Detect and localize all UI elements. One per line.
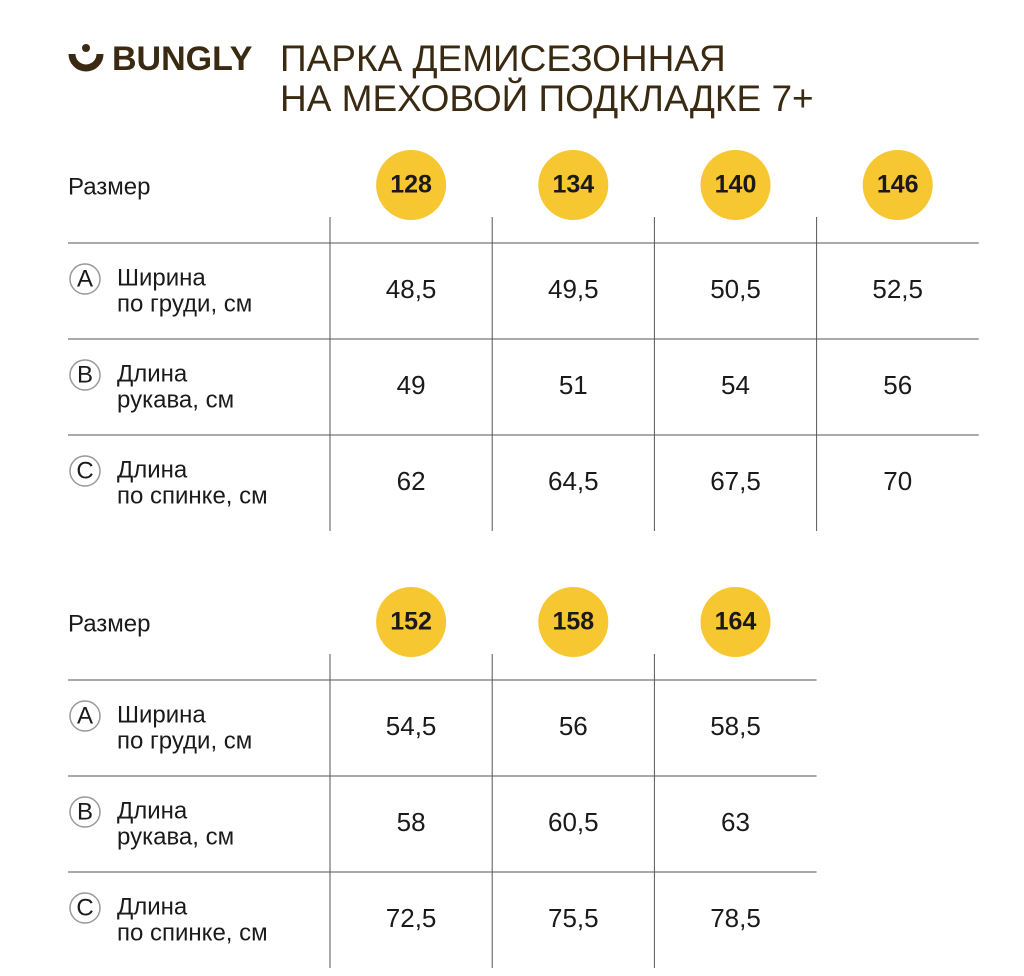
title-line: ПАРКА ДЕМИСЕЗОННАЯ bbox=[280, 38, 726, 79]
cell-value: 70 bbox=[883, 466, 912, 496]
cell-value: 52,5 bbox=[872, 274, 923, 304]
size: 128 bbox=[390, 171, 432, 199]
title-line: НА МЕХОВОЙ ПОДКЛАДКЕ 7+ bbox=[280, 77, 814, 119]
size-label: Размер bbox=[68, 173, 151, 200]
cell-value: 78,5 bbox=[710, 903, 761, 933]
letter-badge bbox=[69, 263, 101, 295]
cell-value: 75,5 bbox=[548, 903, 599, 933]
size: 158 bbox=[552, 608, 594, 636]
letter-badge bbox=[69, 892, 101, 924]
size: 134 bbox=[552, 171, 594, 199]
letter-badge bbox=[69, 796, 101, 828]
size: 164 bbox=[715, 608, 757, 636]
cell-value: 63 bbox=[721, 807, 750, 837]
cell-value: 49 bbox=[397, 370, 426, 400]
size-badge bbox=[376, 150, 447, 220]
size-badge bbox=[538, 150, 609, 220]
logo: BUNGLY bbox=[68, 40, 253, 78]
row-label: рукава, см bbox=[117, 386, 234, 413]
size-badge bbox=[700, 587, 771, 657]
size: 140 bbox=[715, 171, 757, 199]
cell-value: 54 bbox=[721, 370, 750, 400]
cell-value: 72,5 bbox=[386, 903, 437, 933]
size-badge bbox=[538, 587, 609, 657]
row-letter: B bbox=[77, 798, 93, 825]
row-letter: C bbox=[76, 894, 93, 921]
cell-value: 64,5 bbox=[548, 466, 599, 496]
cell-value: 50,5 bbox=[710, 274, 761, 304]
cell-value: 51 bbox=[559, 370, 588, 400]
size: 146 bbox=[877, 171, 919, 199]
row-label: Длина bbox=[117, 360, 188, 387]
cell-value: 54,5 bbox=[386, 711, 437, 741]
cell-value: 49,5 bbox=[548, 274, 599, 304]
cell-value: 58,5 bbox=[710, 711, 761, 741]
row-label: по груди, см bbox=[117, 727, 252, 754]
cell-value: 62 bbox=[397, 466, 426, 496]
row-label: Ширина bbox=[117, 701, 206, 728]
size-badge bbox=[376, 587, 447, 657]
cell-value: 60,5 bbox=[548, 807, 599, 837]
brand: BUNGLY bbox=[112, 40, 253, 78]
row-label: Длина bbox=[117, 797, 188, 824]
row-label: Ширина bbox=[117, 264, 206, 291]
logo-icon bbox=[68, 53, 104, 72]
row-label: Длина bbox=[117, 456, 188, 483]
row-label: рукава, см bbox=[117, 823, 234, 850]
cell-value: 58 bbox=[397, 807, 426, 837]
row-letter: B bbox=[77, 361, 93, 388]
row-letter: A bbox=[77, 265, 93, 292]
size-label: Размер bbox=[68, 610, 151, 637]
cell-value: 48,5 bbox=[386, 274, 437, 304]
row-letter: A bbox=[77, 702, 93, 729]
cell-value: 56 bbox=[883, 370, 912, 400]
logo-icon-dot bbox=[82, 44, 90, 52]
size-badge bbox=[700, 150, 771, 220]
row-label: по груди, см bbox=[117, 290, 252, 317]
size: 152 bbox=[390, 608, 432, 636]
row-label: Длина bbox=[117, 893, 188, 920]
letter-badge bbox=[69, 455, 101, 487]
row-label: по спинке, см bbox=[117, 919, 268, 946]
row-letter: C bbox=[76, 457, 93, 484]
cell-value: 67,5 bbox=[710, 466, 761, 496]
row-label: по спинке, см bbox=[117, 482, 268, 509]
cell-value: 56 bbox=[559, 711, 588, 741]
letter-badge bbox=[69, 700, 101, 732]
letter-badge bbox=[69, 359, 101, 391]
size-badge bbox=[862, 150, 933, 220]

::::::::

* **The exercise**: Reproduce all the lines above character for character, but leave the picture out of your answer.

* **The output**:
Detect and localize all UI elements. One per line.
title-line: ПАРКА ДЕМИСЕЗОННАЯ bbox=[280, 38, 726, 79]
cell-value: 70 bbox=[883, 466, 912, 496]
cell-value: 52,5 bbox=[872, 274, 923, 304]
size: 128 bbox=[390, 171, 432, 199]
title-line: НА МЕХОВОЙ ПОДКЛАДКЕ 7+ bbox=[280, 77, 814, 119]
size-label: Размер bbox=[68, 173, 151, 200]
cell-value: 78,5 bbox=[710, 903, 761, 933]
letter-badge bbox=[69, 263, 101, 295]
cell-value: 75,5 bbox=[548, 903, 599, 933]
size: 158 bbox=[552, 608, 594, 636]
letter-badge bbox=[69, 892, 101, 924]
size: 134 bbox=[552, 171, 594, 199]
letter-badge bbox=[69, 796, 101, 828]
size: 164 bbox=[715, 608, 757, 636]
cell-value: 63 bbox=[721, 807, 750, 837]
cell-value: 49 bbox=[397, 370, 426, 400]
size-badge bbox=[376, 150, 447, 220]
size-badge bbox=[538, 150, 609, 220]
logo: BUNGLY bbox=[68, 40, 253, 78]
row-label: рукава, см bbox=[117, 386, 234, 413]
size-badge bbox=[700, 587, 771, 657]
size: 140 bbox=[715, 171, 757, 199]
cell-value: 54 bbox=[721, 370, 750, 400]
cell-value: 72,5 bbox=[386, 903, 437, 933]
size-badge bbox=[538, 587, 609, 657]
row-letter: B bbox=[77, 798, 93, 825]
row-letter: C bbox=[76, 894, 93, 921]
cell-value: 64,5 bbox=[548, 466, 599, 496]
cell-value: 50,5 bbox=[710, 274, 761, 304]
cell-value: 51 bbox=[559, 370, 588, 400]
size: 146 bbox=[877, 171, 919, 199]
row-label: Длина bbox=[117, 360, 188, 387]
cell-value: 54,5 bbox=[386, 711, 437, 741]
cell-value: 49,5 bbox=[548, 274, 599, 304]
cell-value: 58,5 bbox=[710, 711, 761, 741]
row-label: по груди, см bbox=[117, 727, 252, 754]
cell-value: 62 bbox=[397, 466, 426, 496]
row-label: Ширина bbox=[117, 701, 206, 728]
size-badge bbox=[376, 587, 447, 657]
cell-value: 60,5 bbox=[548, 807, 599, 837]
brand: BUNGLY bbox=[112, 40, 253, 78]
row-label: Длина bbox=[117, 797, 188, 824]
row-label: Ширина bbox=[117, 264, 206, 291]
logo-icon bbox=[68, 53, 104, 72]
row-label: Длина bbox=[117, 456, 188, 483]
row-label: рукава, см bbox=[117, 823, 234, 850]
cell-value: 58 bbox=[397, 807, 426, 837]
row-letter: B bbox=[77, 361, 93, 388]
row-letter: A bbox=[77, 265, 93, 292]
size-label: Размер bbox=[68, 610, 151, 637]
cell-value: 48,5 bbox=[386, 274, 437, 304]
row-letter: A bbox=[77, 702, 93, 729]
cell-value: 56 bbox=[883, 370, 912, 400]
logo-icon-dot bbox=[82, 44, 90, 52]
size-badge bbox=[700, 150, 771, 220]
row-label: по груди, см bbox=[117, 290, 252, 317]
size: 152 bbox=[390, 608, 432, 636]
row-label: Длина bbox=[117, 893, 188, 920]
letter-badge bbox=[69, 455, 101, 487]
row-label: по спинке, см bbox=[117, 919, 268, 946]
row-letter: C bbox=[76, 457, 93, 484]
cell-value: 67,5 bbox=[710, 466, 761, 496]
row-label: по спинке, см bbox=[117, 482, 268, 509]
cell-value: 56 bbox=[559, 711, 588, 741]
letter-badge bbox=[69, 700, 101, 732]
letter-badge bbox=[69, 359, 101, 391]
size-badge bbox=[862, 150, 933, 220]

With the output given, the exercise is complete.